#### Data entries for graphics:
▼

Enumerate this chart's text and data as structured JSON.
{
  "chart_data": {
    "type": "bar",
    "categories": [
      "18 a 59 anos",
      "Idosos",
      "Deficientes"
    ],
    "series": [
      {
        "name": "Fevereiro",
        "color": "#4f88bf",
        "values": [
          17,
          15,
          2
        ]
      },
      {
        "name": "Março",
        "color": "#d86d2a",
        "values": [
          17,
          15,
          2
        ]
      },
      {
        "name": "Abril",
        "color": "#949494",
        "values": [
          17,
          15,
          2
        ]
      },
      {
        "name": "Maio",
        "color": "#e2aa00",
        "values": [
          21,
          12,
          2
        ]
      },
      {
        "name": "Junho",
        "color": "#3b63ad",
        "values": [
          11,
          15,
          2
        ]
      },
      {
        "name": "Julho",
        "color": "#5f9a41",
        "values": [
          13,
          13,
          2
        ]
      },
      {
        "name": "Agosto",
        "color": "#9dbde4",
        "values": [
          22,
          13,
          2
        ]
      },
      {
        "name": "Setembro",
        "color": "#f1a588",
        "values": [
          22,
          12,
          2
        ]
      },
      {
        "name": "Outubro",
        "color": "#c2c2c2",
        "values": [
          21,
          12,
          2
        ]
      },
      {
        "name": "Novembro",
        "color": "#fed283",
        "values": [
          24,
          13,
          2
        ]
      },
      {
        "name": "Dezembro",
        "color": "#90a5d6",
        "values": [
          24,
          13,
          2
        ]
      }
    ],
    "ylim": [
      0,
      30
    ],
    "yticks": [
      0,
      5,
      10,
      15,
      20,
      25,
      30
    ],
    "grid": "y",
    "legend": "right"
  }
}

▲

#### SET PROBLEM:
From the listing above, collect every line that mentions the word "color".

#### SOLUTION TO THIS PROBLEM:
        "color": "#4f88bf",
        "color": "#d86d2a",
        "color": "#949494",
        "color": "#e2aa00",
        "color": "#3b63ad",
        "color": "#5f9a41",
        "color": "#9dbde4",
        "color": "#f1a588",
        "color": "#c2c2c2",
        "color": "#fed283",
        "color": "#90a5d6",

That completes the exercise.